# Work instructions:
Search the data below for the string "Nationale". Extract every line that contains it.

# Given information:
-- Begin --

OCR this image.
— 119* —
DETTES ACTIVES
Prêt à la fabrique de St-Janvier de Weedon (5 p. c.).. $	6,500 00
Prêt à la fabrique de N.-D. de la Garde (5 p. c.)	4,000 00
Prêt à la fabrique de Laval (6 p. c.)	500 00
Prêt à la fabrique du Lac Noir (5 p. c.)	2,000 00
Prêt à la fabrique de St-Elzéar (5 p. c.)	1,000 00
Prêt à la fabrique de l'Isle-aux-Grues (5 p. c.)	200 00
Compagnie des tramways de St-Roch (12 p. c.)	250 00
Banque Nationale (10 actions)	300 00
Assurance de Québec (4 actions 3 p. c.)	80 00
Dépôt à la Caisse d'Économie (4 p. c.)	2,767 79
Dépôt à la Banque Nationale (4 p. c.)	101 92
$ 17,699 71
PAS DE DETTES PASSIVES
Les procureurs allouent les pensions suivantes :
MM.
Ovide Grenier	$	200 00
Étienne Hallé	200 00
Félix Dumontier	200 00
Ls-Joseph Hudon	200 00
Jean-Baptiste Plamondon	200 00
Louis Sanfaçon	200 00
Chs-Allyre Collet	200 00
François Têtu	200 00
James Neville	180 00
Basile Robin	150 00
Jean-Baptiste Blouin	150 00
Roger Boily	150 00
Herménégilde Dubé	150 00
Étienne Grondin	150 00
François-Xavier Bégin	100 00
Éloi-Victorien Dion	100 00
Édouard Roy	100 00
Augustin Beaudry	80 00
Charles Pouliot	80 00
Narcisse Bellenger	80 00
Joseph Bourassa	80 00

-- End --

# Final answer:
Banque Nationale (10 actions)	300 00
Dépôt à la Banque Nationale (4 p. c.)	101 92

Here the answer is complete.